Required work:
Copy the data that follows, character for character, minus the pictures.

Data for processing:

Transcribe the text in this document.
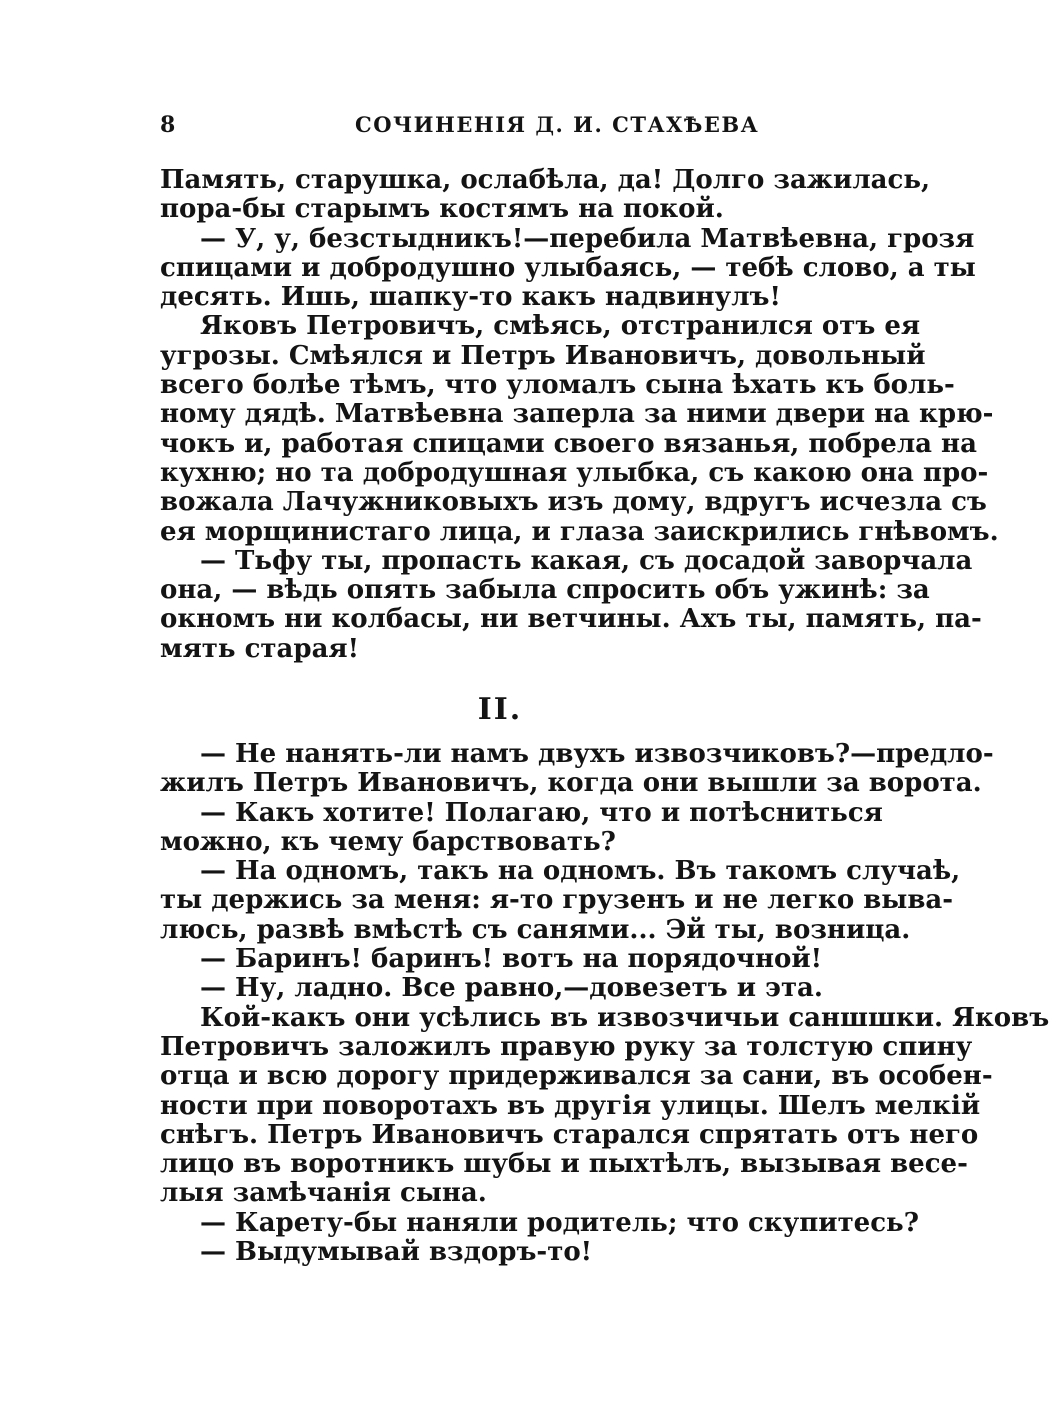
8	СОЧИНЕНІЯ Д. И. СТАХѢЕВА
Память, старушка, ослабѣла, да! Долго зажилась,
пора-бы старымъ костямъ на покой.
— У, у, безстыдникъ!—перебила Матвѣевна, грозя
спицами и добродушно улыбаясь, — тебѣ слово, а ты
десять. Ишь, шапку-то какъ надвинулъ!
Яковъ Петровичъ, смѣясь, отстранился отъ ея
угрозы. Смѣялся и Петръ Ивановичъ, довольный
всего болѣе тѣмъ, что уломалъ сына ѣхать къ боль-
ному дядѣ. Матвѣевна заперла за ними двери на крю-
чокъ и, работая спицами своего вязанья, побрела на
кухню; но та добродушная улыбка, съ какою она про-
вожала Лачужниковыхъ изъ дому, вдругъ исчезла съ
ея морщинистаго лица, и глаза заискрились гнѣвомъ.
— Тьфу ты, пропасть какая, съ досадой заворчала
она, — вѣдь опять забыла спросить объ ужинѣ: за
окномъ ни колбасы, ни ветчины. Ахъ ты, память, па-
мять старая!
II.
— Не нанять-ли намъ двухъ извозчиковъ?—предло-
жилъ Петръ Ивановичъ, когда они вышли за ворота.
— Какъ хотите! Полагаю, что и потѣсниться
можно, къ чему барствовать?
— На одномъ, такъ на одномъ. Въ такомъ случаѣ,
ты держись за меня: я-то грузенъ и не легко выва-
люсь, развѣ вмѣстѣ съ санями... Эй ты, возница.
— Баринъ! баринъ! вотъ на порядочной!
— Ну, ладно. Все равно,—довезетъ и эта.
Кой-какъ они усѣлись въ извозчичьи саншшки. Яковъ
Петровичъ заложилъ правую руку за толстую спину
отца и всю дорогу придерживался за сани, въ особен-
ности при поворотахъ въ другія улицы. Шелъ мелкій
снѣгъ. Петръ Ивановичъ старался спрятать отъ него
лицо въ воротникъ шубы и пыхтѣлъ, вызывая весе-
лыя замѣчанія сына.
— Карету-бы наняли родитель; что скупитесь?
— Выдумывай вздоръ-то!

Completed exercise:
Transcribe the text in this document.
8	СОЧИНЕНІЯ Д. И. СТАХѢЕВА
Память, старушка, ослабѣла, да! Долго зажилась,
пора-бы старымъ костямъ на покой.
— У, у, безстыдникъ!—перебила Матвѣевна, грозя
спицами и добродушно улыбаясь, — тебѣ слово, а ты
десять. Ишь, шапку-то какъ надвинулъ!
Яковъ Петровичъ, смѣясь, отстранился отъ ея
угрозы. Смѣялся и Петръ Ивановичъ, довольный
всего болѣе тѣмъ, что уломалъ сына ѣхать къ боль-
ному дядѣ. Матвѣевна заперла за ними двери на крю-
чокъ и, работая спицами своего вязанья, побрела на
кухню; но та добродушная улыбка, съ какою она про-
вожала Лачужниковыхъ изъ дому, вдругъ исчезла съ
ея морщинистаго лица, и глаза заискрились гнѣвомъ.
— Тьфу ты, пропасть какая, съ досадой заворчала
она, — вѣдь опять забыла спросить объ ужинѣ: за
окномъ ни колбасы, ни ветчины. Ахъ ты, память, па-
мять старая!
II.
— Не нанять-ли намъ двухъ извозчиковъ?—предло-
жилъ Петръ Ивановичъ, когда они вышли за ворота.
— Какъ хотите! Полагаю, что и потѣсниться
можно, къ чему барствовать?
— На одномъ, такъ на одномъ. Въ такомъ случаѣ,
ты держись за меня: я-то грузенъ и не легко выва-
люсь, развѣ вмѣстѣ съ санями... Эй ты, возница.
— Баринъ! баринъ! вотъ на порядочной!
— Ну, ладно. Все равно,—довезетъ и эта.
Кой-какъ они усѣлись въ извозчичьи саншшки. Яковъ
Петровичъ заложилъ правую руку за толстую спину
отца и всю дорогу придерживался за сани, въ особен-
ности при поворотахъ въ другія улицы. Шелъ мелкій
снѣгъ. Петръ Ивановичъ старался спрятать отъ него
лицо въ воротникъ шубы и пыхтѣлъ, вызывая весе-
лыя замѣчанія сына.
— Карету-бы наняли родитель; что скупитесь?
— Выдумывай вздоръ-то!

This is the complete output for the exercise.